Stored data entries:
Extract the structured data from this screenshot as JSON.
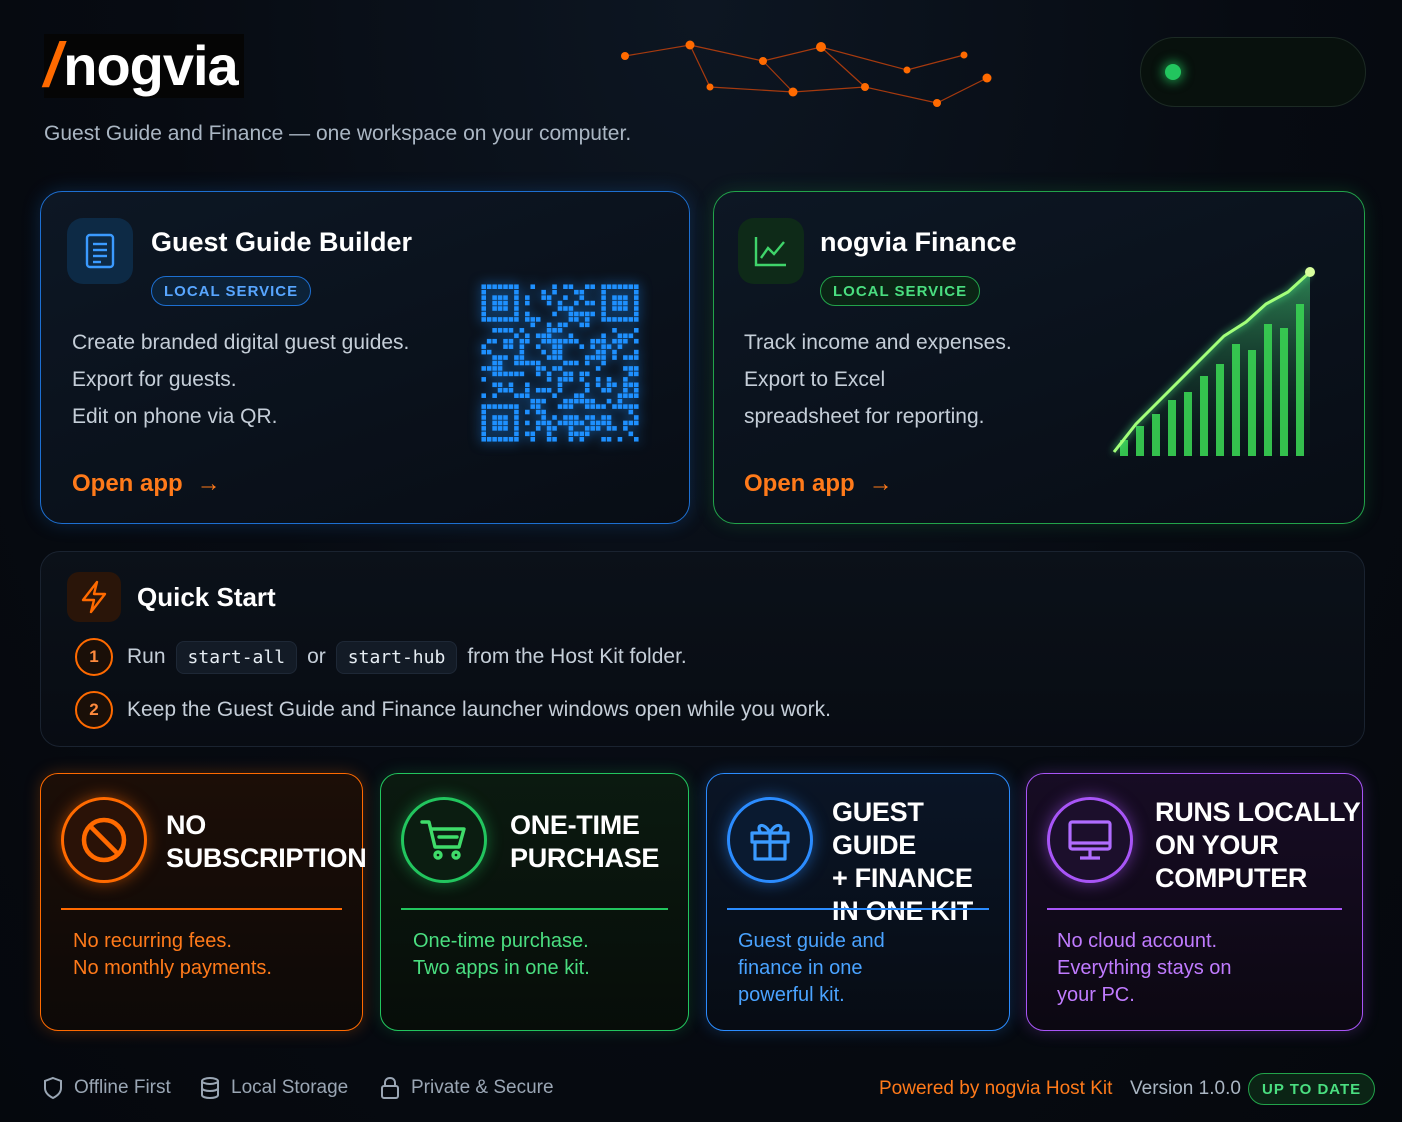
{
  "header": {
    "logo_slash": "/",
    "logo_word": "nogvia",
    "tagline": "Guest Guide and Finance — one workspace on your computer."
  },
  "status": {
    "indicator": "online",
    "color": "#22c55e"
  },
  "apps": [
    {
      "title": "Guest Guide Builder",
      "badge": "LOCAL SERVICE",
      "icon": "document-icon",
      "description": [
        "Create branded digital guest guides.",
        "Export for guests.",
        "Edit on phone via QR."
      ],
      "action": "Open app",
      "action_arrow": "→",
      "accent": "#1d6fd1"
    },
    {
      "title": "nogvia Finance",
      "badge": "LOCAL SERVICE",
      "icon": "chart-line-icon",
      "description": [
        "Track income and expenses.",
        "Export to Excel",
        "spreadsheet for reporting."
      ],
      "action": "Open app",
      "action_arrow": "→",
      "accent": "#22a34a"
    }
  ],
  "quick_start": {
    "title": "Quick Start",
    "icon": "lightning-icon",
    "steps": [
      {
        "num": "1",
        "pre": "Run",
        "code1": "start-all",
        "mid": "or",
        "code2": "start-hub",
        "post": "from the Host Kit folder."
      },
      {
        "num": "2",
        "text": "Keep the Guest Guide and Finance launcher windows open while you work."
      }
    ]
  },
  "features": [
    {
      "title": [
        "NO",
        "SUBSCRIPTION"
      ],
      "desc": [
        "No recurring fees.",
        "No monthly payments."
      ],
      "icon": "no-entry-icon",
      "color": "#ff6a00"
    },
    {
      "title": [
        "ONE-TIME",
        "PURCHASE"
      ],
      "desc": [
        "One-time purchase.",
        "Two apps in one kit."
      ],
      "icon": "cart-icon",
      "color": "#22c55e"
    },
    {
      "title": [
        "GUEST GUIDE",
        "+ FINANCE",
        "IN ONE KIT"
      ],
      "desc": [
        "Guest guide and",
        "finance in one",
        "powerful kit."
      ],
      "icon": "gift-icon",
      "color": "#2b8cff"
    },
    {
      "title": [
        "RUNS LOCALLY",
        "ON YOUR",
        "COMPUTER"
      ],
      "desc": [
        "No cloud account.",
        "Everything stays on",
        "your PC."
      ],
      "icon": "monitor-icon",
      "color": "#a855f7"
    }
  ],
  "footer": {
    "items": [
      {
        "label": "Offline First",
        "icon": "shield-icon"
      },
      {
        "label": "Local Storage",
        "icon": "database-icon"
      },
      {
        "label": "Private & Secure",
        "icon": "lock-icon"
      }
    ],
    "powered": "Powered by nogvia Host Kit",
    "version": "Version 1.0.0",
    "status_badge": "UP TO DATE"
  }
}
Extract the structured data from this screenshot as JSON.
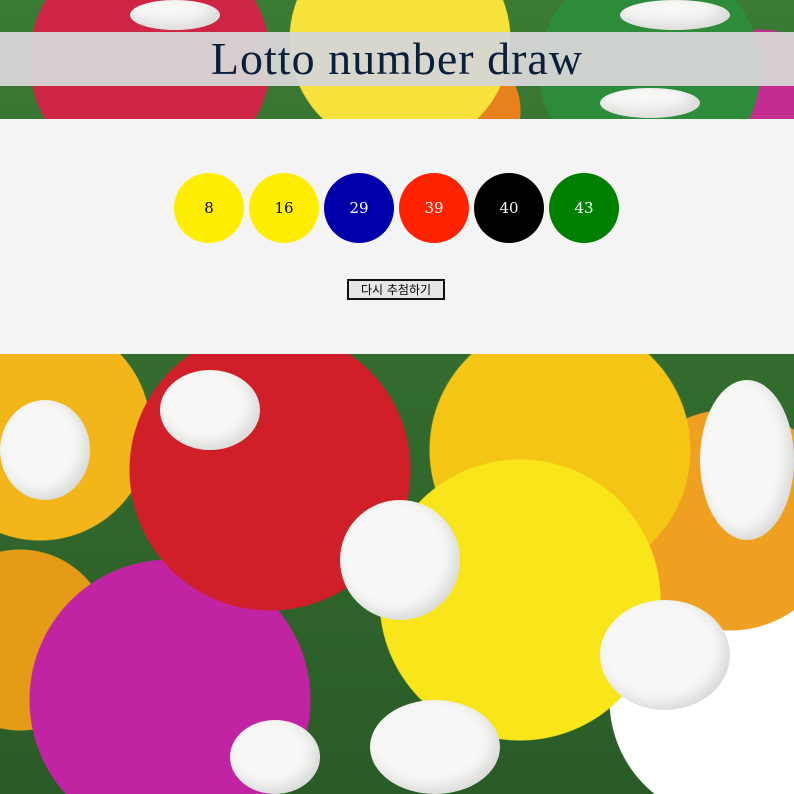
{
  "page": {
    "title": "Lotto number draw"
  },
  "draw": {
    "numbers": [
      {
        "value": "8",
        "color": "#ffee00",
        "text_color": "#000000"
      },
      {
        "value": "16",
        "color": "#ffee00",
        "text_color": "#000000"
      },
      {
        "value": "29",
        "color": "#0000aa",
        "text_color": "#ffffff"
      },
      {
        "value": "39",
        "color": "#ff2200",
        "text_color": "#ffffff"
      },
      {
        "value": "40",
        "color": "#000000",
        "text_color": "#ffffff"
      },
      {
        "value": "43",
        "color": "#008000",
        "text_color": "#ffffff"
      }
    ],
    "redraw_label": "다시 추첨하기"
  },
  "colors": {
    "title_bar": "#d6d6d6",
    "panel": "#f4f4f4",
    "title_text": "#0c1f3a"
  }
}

Prompt:
Check each line above for the string "icon", then copy the ones that have it.

Final answer:
      "icon": "document-icon",
      "icon": "chart-line-icon",
    "icon": "lightning-icon",
      "icon": "no-entry-icon",
      "icon": "cart-icon",
      "icon": "gift-icon",
      "icon": "monitor-icon",
        "icon": "shield-icon"
        "icon": "database-icon"
        "icon": "lock-icon"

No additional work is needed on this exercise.